Work required: Wherever the word "content" shows up in a line, please copy that line.

[Stored items]

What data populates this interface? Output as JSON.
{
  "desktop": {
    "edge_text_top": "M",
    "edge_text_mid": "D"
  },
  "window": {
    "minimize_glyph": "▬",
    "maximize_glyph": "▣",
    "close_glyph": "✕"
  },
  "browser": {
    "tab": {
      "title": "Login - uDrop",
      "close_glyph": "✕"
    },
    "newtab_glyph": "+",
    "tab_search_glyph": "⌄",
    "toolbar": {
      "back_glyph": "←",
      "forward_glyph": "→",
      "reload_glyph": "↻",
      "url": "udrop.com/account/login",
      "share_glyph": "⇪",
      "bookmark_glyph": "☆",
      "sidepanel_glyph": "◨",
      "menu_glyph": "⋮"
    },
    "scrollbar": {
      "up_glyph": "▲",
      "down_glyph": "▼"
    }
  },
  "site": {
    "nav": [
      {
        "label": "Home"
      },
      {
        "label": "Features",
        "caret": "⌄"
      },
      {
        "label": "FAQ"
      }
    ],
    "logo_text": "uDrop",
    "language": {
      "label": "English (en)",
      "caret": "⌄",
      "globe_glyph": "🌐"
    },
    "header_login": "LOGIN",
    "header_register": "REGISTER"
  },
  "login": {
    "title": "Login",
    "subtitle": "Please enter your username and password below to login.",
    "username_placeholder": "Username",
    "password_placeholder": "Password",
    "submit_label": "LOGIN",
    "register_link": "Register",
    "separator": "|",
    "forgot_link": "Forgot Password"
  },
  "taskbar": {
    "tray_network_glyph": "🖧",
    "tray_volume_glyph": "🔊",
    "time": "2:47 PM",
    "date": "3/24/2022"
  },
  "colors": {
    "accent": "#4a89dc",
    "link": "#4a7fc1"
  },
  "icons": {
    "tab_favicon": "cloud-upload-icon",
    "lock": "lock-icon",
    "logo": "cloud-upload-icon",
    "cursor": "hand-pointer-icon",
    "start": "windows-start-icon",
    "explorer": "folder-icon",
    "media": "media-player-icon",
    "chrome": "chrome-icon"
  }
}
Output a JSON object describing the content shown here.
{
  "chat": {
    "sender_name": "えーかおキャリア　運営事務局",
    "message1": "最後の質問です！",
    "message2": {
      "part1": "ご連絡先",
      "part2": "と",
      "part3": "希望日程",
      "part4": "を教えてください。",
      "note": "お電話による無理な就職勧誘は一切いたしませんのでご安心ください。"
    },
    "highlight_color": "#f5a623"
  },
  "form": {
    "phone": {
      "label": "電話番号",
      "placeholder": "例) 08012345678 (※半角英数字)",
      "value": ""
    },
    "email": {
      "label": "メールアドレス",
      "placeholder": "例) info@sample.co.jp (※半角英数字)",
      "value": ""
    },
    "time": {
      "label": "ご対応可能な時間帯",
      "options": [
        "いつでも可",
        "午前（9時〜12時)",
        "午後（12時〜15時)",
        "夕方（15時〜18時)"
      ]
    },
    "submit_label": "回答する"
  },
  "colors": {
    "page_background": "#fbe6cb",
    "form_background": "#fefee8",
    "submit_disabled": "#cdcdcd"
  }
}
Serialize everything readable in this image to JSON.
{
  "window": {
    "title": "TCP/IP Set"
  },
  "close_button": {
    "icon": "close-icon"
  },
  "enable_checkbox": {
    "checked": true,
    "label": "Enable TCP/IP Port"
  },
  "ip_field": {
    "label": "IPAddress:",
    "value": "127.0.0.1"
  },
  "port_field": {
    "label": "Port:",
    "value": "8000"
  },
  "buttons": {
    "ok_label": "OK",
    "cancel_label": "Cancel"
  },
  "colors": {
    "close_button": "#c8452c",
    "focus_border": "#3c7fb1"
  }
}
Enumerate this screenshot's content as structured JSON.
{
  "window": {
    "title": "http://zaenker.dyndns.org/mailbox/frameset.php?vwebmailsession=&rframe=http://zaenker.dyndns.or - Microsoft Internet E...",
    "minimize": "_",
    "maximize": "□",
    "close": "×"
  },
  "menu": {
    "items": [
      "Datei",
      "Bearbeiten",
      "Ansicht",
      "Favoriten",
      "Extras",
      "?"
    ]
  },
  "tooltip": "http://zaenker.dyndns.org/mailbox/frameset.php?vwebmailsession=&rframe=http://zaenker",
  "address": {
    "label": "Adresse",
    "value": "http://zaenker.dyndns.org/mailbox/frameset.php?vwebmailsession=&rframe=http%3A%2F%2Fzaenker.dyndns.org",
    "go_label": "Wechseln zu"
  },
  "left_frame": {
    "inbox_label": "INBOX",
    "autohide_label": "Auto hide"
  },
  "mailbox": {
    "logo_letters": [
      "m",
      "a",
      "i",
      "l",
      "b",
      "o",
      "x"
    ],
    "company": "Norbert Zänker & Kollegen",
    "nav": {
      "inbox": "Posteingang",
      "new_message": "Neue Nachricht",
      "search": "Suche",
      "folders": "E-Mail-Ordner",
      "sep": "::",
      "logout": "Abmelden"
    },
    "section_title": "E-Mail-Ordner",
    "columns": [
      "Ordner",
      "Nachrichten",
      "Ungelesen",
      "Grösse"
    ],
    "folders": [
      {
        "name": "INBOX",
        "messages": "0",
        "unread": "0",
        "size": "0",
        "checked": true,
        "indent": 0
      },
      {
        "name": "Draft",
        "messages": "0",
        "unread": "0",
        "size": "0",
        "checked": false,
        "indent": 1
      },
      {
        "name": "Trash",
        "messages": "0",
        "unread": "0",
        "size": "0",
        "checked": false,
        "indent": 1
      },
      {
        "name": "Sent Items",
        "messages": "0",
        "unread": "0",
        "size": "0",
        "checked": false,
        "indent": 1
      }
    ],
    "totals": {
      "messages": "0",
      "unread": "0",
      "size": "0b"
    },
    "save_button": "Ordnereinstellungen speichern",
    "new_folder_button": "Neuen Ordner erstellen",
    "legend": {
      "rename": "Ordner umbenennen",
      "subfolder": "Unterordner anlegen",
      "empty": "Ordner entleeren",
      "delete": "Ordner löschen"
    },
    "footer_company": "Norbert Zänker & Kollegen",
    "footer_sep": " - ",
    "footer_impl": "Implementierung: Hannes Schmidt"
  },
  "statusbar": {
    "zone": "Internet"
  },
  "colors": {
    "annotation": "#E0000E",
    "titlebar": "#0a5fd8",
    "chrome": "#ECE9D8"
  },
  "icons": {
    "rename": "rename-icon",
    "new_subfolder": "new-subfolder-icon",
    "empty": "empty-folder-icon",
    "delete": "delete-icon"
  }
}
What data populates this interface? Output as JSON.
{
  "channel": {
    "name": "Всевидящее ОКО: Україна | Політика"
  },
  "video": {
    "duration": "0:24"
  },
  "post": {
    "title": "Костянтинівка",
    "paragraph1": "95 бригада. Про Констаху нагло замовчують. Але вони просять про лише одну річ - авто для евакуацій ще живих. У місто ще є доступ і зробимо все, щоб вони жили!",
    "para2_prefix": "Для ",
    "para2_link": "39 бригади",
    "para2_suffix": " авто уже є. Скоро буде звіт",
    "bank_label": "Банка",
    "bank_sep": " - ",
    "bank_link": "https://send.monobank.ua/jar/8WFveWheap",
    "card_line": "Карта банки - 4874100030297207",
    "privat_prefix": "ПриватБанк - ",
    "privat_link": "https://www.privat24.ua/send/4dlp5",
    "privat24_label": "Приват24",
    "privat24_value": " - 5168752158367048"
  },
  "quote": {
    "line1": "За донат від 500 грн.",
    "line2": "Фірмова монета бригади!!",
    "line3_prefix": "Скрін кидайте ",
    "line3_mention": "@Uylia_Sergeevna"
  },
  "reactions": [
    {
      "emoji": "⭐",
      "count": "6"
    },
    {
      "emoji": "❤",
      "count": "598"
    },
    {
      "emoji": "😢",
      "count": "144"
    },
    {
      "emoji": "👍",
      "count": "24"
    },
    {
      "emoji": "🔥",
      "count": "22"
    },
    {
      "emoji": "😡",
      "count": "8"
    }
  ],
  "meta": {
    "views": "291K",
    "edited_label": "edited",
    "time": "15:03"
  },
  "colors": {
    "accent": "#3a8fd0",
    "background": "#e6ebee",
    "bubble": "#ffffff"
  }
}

Output for this exercise:
Output a JSON object describing the content shown here.
Enumerate this screenshot's content as structured JSON.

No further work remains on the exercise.